What the exercise asks:
Report all lines holding "content".

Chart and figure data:
## start

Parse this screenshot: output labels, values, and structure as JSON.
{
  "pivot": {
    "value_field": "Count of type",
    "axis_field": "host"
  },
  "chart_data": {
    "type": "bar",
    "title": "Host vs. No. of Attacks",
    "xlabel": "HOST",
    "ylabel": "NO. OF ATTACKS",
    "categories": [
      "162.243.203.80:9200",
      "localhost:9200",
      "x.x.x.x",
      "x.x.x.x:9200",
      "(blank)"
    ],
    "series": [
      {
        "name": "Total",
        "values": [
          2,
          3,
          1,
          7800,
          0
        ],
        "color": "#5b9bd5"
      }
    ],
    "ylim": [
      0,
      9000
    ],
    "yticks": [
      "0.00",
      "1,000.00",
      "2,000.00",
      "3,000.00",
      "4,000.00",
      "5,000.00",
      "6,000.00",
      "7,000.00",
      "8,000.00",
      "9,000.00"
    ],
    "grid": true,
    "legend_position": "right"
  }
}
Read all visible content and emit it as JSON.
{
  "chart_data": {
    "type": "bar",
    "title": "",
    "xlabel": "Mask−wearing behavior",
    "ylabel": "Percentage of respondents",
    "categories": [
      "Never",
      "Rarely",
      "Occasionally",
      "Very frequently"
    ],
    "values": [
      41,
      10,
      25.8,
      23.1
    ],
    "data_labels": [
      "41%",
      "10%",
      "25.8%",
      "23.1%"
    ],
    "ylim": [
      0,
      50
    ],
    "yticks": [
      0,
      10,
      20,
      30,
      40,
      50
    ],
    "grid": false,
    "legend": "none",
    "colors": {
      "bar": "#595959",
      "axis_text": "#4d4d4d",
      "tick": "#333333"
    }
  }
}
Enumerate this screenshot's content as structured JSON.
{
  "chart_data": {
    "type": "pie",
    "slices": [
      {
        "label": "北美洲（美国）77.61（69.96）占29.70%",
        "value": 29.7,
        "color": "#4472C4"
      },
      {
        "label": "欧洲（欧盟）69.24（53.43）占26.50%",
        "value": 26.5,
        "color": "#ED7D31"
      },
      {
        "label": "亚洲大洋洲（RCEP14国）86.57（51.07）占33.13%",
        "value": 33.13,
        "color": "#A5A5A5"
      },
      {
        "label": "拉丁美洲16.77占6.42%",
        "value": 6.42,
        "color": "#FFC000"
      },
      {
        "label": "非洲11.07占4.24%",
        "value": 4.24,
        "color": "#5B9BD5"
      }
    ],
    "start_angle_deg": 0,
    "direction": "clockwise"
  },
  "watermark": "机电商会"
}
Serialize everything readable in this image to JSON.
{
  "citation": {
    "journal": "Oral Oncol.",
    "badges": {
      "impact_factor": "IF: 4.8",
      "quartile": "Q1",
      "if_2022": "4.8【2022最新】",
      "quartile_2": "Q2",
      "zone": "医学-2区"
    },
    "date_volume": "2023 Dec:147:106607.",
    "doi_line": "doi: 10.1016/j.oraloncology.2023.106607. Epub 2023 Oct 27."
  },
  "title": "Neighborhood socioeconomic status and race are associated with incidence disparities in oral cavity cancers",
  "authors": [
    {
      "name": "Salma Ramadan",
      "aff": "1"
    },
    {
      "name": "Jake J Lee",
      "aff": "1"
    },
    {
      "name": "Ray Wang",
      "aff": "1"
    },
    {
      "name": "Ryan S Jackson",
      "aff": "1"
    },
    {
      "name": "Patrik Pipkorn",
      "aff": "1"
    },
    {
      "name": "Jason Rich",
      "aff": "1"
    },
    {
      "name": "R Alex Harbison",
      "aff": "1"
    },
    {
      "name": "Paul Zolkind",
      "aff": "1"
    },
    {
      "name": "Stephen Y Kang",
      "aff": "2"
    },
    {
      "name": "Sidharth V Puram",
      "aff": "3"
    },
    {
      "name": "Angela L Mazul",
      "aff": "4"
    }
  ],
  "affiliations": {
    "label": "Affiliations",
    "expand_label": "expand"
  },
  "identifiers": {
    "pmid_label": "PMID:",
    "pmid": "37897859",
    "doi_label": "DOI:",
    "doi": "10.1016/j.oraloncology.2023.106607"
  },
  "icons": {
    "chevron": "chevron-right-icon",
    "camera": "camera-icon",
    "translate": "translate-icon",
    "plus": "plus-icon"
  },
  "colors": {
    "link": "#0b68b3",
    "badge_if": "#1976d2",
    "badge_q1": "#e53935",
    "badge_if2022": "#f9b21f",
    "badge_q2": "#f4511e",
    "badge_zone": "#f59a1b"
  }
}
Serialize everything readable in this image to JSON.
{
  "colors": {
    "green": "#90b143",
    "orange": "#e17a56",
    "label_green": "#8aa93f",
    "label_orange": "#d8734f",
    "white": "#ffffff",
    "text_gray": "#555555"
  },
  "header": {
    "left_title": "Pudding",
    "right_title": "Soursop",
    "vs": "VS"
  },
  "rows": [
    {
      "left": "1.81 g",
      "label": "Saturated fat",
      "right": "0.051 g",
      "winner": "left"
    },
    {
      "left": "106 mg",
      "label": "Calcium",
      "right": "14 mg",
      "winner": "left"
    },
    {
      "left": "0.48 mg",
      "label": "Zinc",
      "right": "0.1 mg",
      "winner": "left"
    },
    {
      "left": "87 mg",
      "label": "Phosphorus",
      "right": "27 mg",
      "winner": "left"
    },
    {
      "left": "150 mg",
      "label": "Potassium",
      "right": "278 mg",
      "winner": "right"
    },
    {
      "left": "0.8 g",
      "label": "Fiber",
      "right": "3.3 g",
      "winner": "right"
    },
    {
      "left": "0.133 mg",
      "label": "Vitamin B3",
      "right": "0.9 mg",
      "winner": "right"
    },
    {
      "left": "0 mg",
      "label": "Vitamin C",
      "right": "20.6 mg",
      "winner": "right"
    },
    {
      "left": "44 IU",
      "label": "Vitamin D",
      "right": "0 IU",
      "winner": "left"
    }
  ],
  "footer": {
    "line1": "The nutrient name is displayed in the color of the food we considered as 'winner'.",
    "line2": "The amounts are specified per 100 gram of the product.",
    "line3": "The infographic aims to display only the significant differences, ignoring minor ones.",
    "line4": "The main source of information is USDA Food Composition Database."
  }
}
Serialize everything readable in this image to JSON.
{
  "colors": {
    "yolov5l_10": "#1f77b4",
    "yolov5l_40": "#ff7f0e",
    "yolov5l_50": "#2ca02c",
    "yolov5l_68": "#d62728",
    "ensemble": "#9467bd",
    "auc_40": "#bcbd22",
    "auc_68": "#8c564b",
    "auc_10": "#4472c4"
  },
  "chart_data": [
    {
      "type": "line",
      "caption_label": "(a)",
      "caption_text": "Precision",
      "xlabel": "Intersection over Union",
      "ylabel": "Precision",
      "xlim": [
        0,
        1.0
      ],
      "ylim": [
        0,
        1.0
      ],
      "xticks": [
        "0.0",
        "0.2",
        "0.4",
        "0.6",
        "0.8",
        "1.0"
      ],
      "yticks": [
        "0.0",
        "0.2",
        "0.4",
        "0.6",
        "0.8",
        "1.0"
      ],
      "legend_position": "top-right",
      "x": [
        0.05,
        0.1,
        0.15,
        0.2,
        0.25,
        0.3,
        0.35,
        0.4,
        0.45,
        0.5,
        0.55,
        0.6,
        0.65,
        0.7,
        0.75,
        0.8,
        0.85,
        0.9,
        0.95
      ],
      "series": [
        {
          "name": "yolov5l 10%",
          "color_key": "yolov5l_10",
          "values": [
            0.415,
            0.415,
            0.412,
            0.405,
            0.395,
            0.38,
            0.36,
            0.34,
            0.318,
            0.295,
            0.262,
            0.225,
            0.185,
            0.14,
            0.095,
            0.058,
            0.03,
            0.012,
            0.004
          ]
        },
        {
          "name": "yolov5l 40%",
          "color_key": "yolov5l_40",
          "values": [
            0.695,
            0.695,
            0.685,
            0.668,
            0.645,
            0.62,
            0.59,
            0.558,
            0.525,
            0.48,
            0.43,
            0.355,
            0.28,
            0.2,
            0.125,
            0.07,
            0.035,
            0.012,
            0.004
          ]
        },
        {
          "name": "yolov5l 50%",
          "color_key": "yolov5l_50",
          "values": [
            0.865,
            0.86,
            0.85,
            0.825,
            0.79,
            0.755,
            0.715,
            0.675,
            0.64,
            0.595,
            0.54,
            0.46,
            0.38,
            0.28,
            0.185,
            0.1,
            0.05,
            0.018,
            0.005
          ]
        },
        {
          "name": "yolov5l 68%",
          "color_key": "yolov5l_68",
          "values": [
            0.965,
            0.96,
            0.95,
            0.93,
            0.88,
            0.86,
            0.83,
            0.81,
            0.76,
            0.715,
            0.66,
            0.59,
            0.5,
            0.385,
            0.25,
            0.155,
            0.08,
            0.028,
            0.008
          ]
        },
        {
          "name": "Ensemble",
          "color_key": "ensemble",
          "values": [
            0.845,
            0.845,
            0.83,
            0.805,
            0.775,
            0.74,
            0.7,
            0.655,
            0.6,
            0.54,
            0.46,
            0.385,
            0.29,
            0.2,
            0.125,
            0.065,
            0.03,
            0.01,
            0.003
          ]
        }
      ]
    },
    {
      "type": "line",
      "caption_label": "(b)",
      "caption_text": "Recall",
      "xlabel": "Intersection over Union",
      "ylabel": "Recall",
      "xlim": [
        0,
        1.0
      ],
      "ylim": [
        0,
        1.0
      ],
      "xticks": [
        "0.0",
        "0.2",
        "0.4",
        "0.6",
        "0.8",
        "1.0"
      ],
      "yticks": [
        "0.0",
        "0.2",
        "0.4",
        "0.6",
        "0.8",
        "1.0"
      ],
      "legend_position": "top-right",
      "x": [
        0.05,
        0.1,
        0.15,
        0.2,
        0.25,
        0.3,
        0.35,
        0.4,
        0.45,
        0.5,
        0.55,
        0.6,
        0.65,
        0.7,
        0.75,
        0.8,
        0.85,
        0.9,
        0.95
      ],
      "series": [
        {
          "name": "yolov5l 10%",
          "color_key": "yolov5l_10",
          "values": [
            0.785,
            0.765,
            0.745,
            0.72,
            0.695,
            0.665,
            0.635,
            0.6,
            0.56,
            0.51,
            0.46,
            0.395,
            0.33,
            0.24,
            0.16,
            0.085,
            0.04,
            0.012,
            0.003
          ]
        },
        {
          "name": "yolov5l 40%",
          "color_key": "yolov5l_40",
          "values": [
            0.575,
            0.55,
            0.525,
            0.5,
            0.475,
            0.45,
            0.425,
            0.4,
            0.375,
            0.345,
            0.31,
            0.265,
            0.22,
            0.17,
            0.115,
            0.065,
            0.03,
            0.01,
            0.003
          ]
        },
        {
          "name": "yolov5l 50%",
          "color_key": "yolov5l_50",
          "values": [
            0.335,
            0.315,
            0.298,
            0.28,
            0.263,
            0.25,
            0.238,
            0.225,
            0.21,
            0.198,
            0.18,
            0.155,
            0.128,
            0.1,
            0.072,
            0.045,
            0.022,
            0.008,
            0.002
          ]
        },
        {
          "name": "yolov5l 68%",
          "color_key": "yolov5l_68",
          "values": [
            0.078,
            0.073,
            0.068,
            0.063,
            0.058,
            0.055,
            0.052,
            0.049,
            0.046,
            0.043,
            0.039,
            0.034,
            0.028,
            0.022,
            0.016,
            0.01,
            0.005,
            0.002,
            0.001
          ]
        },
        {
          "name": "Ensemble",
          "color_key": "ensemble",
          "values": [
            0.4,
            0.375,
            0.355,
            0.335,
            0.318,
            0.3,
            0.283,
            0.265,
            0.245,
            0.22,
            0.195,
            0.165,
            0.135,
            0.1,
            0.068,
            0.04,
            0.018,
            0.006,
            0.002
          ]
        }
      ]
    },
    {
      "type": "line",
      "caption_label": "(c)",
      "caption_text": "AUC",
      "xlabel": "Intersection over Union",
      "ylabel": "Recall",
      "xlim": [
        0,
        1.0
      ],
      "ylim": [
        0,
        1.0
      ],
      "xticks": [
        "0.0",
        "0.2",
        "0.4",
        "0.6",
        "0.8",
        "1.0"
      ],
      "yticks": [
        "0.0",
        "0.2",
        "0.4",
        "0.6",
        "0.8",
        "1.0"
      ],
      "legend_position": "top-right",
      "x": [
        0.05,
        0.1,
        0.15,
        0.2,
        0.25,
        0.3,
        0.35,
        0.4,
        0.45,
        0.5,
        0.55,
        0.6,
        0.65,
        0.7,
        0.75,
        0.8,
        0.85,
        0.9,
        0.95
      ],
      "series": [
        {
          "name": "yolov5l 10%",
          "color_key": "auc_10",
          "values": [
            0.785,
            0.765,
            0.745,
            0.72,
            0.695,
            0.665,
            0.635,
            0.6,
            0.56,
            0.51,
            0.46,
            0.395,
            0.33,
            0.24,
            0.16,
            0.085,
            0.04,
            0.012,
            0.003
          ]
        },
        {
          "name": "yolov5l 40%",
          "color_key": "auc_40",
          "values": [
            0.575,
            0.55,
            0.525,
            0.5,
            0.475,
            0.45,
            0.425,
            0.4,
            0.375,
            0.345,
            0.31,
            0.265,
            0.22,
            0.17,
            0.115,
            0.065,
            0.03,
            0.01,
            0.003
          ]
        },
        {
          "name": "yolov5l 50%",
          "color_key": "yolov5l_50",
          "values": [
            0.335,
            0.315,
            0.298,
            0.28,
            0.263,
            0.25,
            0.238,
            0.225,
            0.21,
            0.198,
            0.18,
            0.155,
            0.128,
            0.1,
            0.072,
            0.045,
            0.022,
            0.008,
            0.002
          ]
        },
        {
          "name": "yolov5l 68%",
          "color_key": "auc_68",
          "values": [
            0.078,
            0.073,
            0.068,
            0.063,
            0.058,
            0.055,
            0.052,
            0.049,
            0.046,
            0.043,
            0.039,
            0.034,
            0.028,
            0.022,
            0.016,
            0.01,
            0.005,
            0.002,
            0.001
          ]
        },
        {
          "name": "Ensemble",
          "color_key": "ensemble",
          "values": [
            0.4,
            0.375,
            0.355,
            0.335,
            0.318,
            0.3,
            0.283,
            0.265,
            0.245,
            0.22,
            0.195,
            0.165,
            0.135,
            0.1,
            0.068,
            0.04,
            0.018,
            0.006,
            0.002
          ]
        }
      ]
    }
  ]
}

## end

Correct result:
Read all visible content and emit it as JSON.
Enumerate this screenshot's content as structured JSON.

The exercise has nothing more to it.